> [Records shown]
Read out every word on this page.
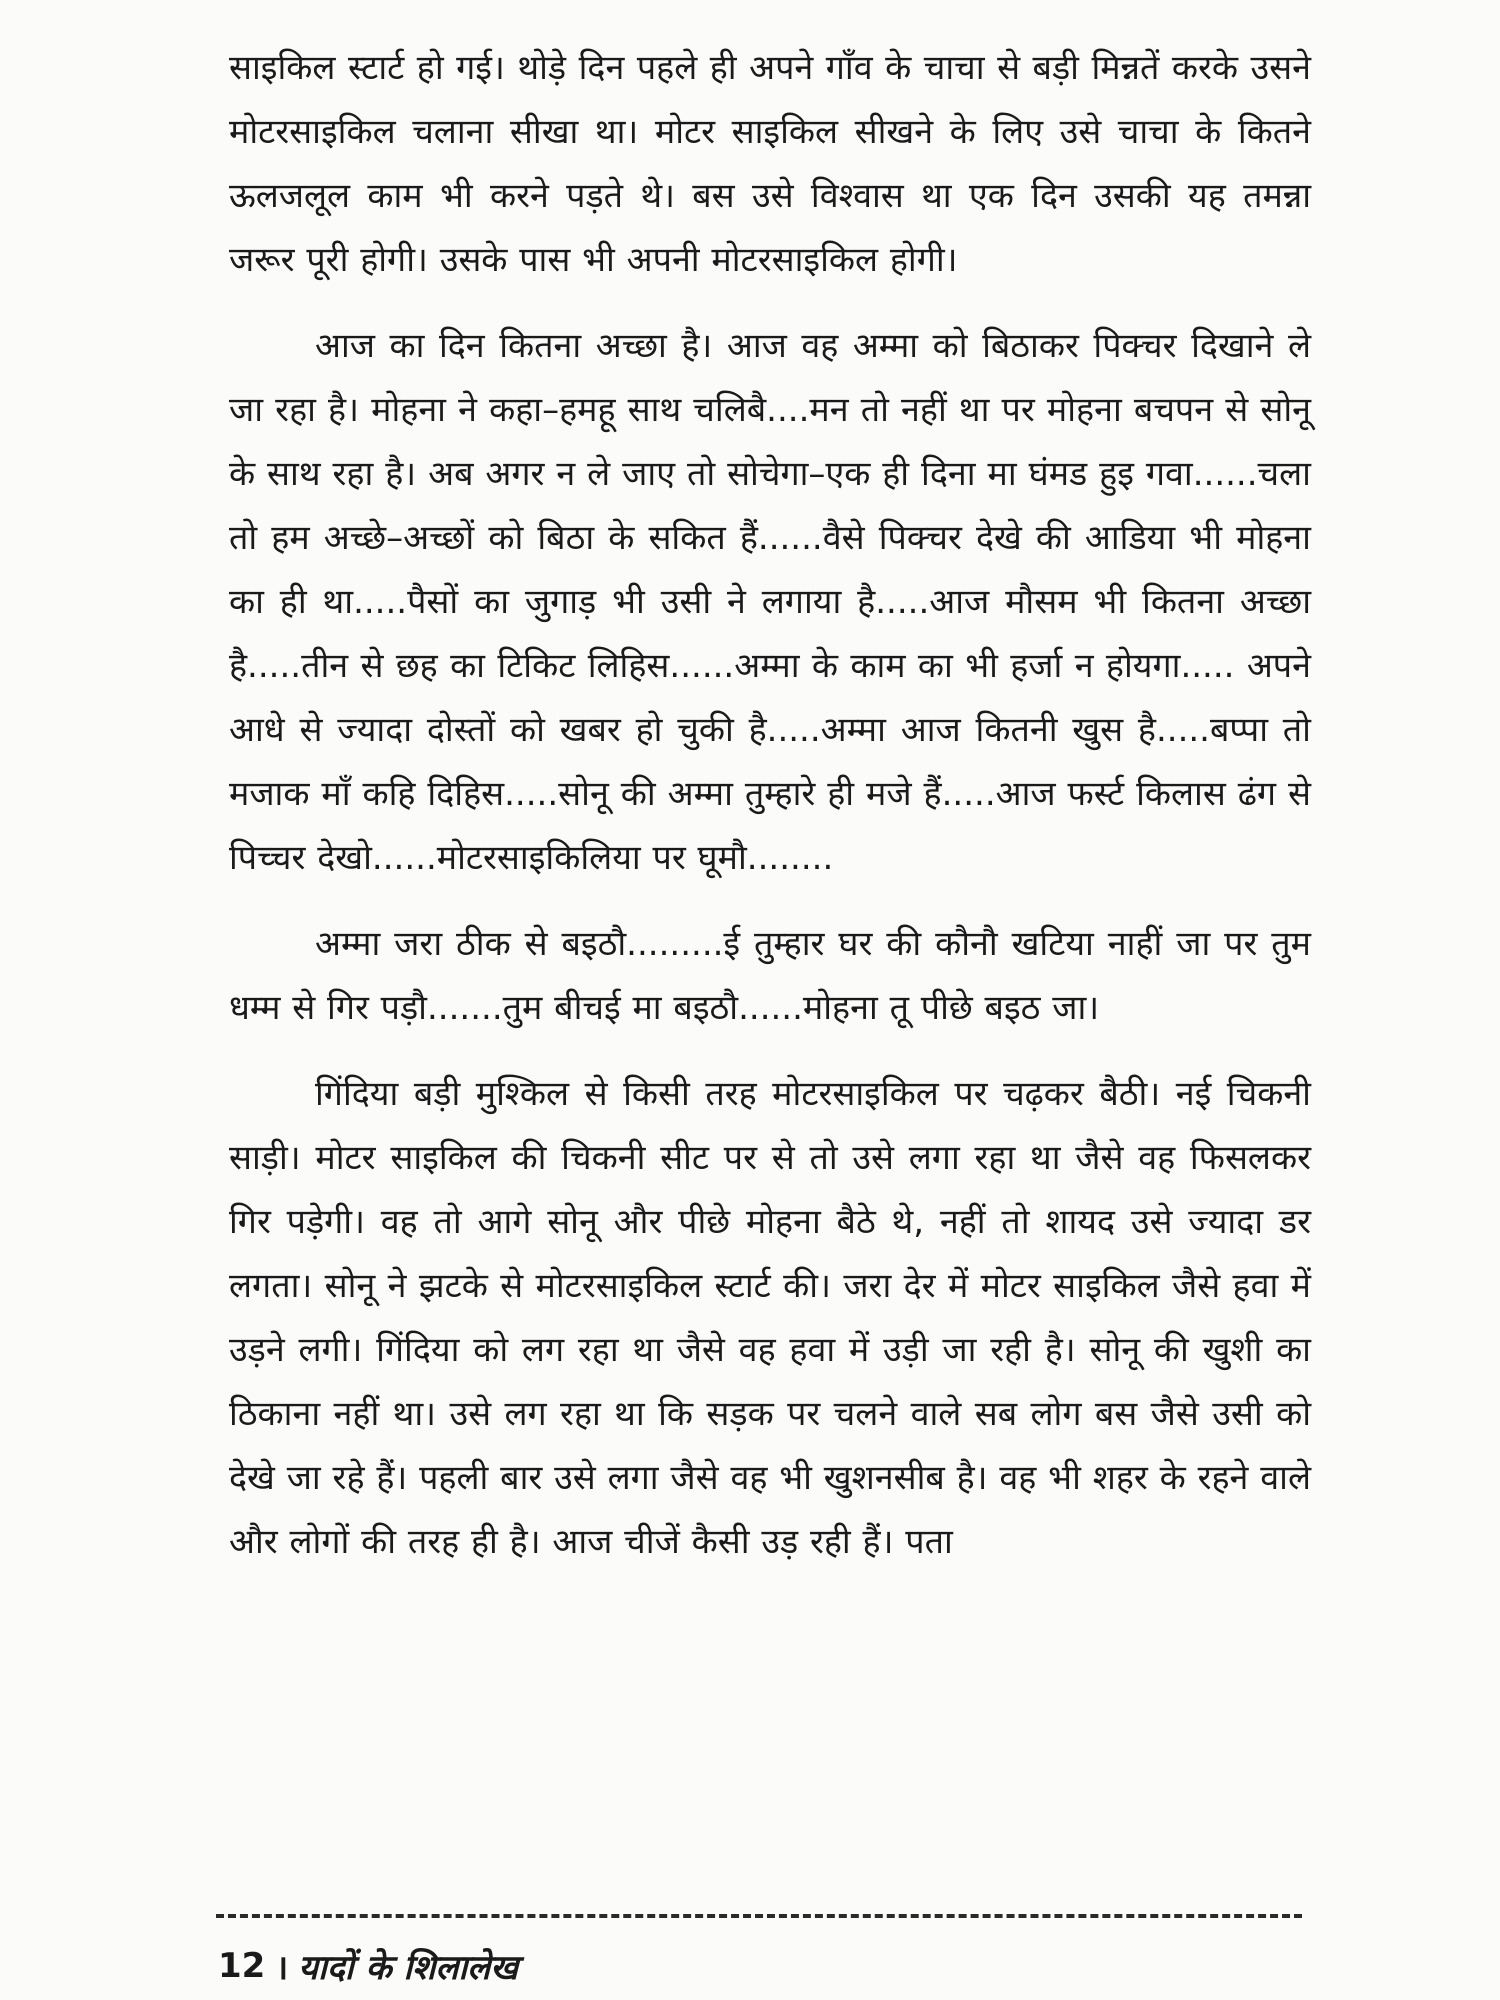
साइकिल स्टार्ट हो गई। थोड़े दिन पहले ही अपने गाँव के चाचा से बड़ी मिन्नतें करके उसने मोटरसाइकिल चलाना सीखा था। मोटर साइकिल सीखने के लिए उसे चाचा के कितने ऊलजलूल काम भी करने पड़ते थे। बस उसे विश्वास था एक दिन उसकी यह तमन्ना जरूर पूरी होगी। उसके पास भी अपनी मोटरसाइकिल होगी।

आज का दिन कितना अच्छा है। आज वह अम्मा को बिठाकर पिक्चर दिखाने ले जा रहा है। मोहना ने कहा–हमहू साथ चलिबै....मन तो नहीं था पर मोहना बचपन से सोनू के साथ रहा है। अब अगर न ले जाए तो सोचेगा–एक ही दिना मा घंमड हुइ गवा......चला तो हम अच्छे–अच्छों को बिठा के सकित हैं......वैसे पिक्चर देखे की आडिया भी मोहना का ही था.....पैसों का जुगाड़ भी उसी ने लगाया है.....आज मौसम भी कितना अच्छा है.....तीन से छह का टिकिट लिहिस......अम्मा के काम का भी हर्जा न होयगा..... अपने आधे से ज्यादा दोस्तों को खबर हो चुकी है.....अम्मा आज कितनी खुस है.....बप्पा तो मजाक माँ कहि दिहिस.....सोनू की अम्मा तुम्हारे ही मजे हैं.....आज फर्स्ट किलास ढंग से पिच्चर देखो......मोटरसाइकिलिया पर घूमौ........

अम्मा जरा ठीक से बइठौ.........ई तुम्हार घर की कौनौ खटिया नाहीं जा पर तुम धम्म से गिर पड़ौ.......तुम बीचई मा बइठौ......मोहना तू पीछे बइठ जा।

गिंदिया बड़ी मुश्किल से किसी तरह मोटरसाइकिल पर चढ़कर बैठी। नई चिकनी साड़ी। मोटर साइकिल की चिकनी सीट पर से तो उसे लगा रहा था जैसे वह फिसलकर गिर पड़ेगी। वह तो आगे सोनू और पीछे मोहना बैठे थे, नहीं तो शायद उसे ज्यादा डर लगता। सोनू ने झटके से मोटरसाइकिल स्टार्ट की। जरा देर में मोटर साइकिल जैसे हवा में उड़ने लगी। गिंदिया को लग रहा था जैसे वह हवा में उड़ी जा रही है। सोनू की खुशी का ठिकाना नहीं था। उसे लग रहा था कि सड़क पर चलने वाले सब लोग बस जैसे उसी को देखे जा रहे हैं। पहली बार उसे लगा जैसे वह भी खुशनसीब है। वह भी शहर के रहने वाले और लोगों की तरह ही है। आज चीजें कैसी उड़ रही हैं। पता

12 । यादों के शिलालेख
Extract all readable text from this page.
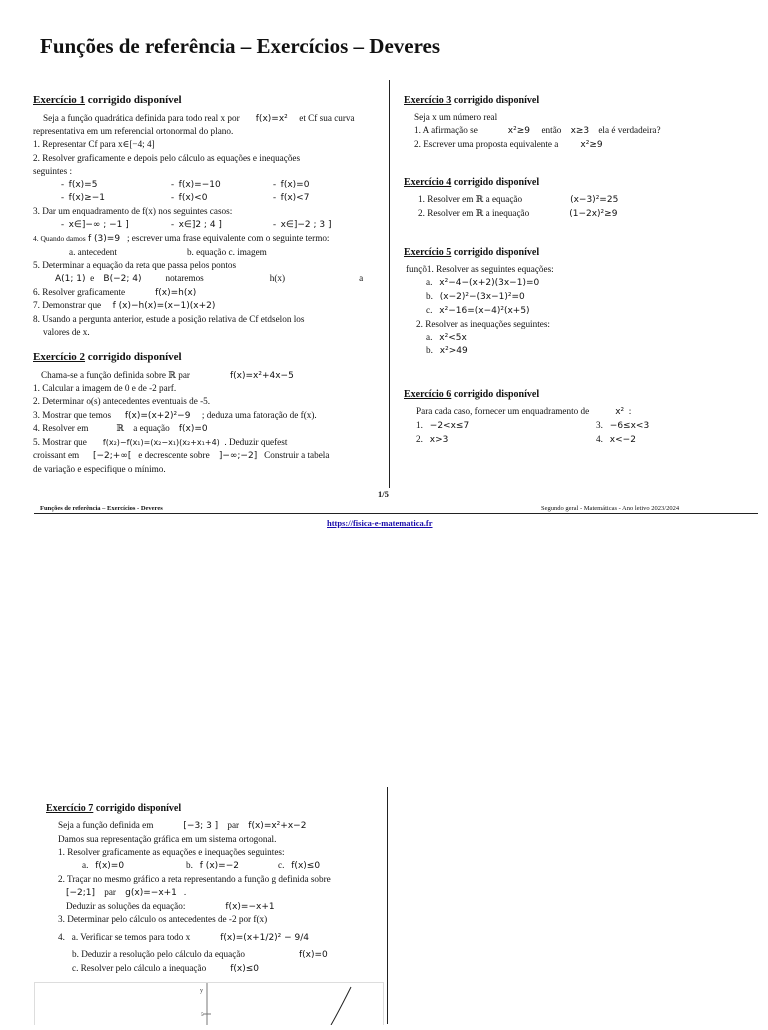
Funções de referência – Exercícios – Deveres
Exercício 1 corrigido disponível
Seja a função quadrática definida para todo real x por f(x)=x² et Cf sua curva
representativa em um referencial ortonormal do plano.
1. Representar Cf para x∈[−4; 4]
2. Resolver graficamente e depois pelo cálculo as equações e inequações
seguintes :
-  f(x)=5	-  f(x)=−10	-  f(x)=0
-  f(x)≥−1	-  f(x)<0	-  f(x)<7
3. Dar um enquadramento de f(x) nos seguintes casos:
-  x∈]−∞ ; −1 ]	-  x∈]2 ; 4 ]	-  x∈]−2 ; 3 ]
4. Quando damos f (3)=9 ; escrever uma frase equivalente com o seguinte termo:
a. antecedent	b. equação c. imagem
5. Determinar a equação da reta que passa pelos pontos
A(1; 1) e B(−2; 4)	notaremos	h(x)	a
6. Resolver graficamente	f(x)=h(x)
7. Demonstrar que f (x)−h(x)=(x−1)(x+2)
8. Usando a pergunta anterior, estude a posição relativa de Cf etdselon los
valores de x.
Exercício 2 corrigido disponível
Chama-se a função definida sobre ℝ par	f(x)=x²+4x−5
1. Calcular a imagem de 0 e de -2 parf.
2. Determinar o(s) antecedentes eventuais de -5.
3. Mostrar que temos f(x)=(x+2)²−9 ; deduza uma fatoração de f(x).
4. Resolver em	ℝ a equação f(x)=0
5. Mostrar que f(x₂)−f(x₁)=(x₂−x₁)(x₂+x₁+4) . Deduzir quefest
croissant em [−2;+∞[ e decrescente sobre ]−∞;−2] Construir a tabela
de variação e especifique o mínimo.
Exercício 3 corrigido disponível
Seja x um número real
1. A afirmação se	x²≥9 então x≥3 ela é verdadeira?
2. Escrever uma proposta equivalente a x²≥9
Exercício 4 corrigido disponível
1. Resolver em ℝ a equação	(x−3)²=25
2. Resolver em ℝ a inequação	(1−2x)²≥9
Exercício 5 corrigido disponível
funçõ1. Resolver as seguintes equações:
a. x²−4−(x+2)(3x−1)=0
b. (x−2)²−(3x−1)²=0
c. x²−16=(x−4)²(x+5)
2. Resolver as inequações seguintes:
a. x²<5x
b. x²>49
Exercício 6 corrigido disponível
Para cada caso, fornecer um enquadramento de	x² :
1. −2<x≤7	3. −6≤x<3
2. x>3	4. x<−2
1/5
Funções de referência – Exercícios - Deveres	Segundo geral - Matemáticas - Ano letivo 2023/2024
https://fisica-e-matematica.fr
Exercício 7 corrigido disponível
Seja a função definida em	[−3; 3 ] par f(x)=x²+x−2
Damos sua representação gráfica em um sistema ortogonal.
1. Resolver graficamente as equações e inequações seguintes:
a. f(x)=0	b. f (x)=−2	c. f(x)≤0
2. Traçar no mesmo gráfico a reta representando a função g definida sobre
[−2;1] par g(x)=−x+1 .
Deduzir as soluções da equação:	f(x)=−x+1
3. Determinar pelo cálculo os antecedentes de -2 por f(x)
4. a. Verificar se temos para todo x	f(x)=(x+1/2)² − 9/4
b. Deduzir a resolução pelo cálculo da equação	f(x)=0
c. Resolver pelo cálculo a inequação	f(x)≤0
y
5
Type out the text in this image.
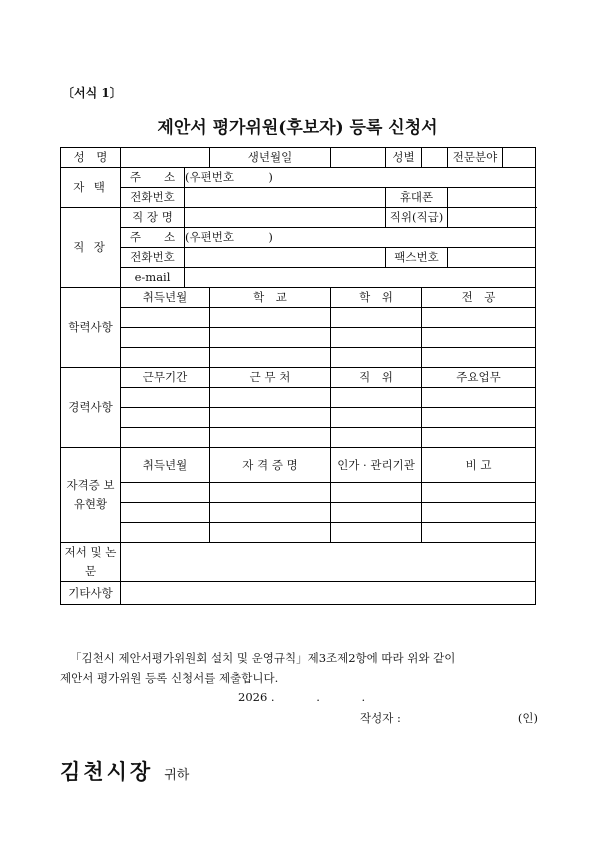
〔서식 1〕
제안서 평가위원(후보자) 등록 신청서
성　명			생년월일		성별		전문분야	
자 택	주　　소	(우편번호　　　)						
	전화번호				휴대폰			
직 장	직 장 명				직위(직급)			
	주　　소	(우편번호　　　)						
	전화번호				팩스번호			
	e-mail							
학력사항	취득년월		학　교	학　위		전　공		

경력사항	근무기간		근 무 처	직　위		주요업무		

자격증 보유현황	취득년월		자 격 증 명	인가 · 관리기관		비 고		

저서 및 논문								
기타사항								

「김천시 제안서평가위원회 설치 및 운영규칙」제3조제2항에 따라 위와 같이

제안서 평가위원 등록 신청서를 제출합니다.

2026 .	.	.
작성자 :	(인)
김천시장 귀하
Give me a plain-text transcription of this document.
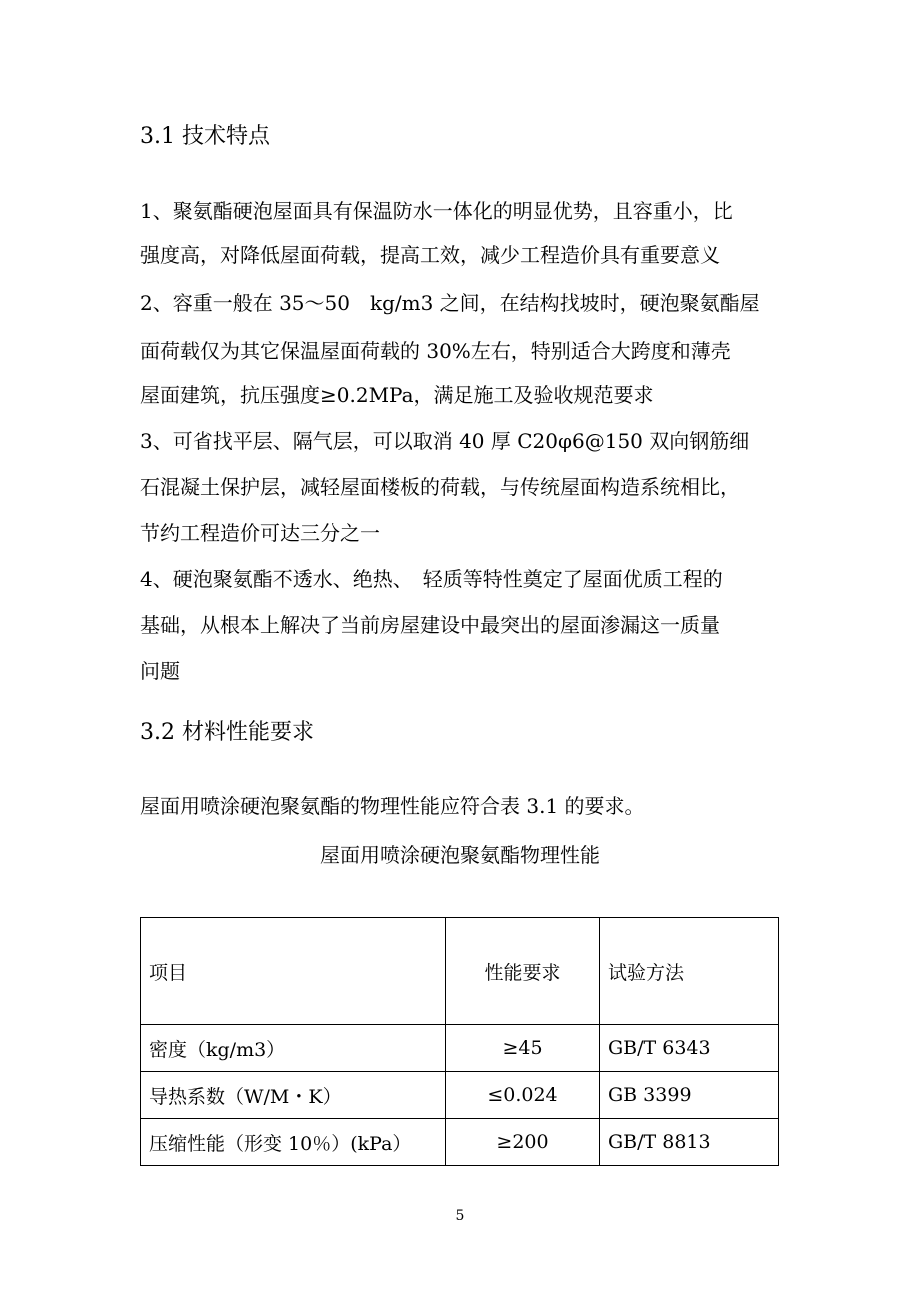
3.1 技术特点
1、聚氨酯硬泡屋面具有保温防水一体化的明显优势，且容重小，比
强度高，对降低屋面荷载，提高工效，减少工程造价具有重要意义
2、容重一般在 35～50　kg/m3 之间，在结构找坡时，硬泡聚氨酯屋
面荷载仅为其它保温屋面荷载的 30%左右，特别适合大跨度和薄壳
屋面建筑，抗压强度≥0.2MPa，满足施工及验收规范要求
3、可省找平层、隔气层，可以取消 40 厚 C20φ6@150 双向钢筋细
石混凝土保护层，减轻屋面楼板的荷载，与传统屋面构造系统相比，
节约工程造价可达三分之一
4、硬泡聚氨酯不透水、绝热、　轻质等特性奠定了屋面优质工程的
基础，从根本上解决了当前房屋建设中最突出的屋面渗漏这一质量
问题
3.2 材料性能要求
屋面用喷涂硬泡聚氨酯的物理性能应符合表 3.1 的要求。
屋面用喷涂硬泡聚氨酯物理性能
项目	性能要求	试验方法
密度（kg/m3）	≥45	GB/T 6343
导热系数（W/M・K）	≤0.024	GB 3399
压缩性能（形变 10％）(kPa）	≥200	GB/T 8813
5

> [Challenge] Search the listing for the string "corrigido". Copy each line where it turns up.

> [Reply]
Exercício 1 corrigido disponível
Exercício 2 corrigido disponível
Exercício 3 corrigido disponível
Exercício 4 corrigido disponível
Exercício 5 corrigido disponível
Exercício 6 corrigido disponível
Exercício 7 corrigido disponível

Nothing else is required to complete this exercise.